EXERCISE DIRECTIONS:
In this exercise, return the whole listing exactly, excluding any images.

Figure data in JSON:
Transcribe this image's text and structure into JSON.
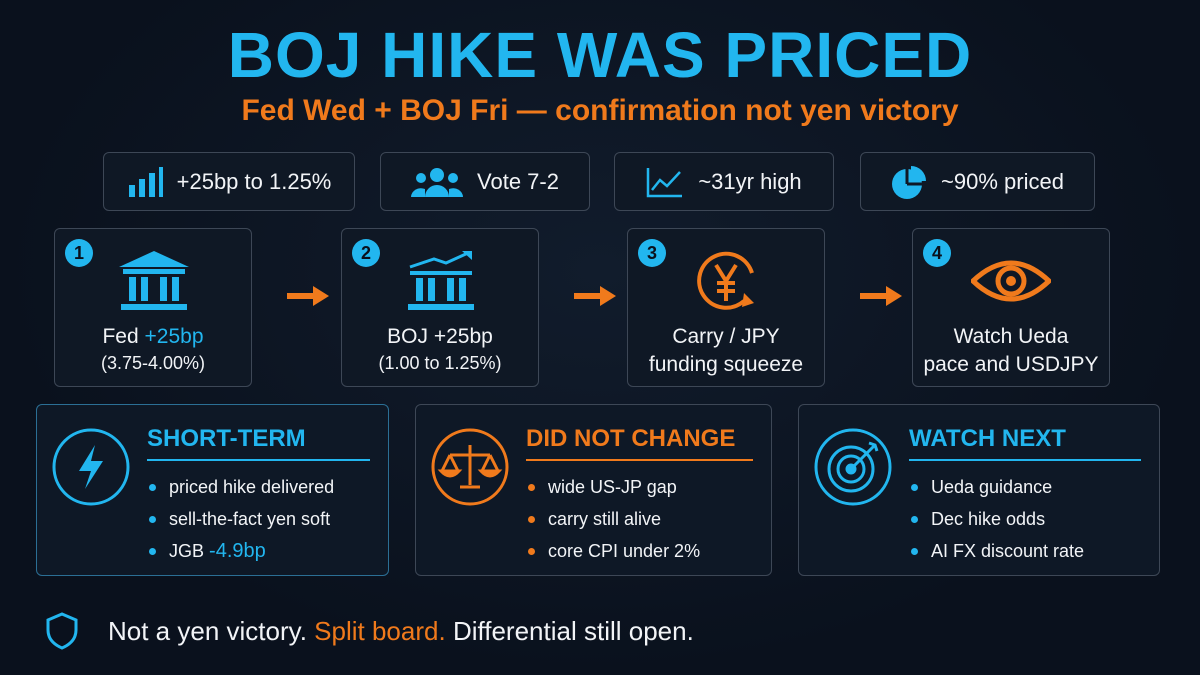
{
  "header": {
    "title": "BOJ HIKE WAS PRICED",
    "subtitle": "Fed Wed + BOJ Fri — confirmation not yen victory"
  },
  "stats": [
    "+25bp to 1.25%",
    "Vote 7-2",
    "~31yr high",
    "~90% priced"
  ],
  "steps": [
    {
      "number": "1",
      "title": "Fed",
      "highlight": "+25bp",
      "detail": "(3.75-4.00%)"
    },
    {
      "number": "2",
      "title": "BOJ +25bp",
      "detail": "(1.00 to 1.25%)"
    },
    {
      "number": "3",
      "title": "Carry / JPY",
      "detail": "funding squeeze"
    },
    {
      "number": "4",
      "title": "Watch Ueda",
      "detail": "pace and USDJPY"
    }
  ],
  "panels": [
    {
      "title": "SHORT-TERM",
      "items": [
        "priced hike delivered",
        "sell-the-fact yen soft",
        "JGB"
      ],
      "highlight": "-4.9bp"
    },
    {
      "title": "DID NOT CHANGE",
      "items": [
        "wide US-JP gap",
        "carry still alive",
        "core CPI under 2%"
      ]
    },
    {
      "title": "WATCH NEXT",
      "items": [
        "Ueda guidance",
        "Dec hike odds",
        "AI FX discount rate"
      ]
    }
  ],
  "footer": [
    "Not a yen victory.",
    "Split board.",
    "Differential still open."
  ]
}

ANSWER IN FULL:
Transcribe this image's text and structure into JSON.
{
  "header": {
    "title": "BOJ HIKE WAS PRICED",
    "subtitle": "Fed Wed + BOJ Fri — confirmation not yen victory"
  },
  "stats": [
    "+25bp to 1.25%",
    "Vote 7-2",
    "~31yr high",
    "~90% priced"
  ],
  "steps": [
    {
      "number": "1",
      "title": "Fed",
      "highlight": "+25bp",
      "detail": "(3.75-4.00%)"
    },
    {
      "number": "2",
      "title": "BOJ +25bp",
      "detail": "(1.00 to 1.25%)"
    },
    {
      "number": "3",
      "title": "Carry / JPY",
      "detail": "funding squeeze"
    },
    {
      "number": "4",
      "title": "Watch Ueda",
      "detail": "pace and USDJPY"
    }
  ],
  "panels": [
    {
      "title": "SHORT-TERM",
      "items": [
        "priced hike delivered",
        "sell-the-fact yen soft",
        "JGB"
      ],
      "highlight": "-4.9bp"
    },
    {
      "title": "DID NOT CHANGE",
      "items": [
        "wide US-JP gap",
        "carry still alive",
        "core CPI under 2%"
      ]
    },
    {
      "title": "WATCH NEXT",
      "items": [
        "Ueda guidance",
        "Dec hike odds",
        "AI FX discount rate"
      ]
    }
  ],
  "footer": [
    "Not a yen victory.",
    "Split board.",
    "Differential still open."
  ]
}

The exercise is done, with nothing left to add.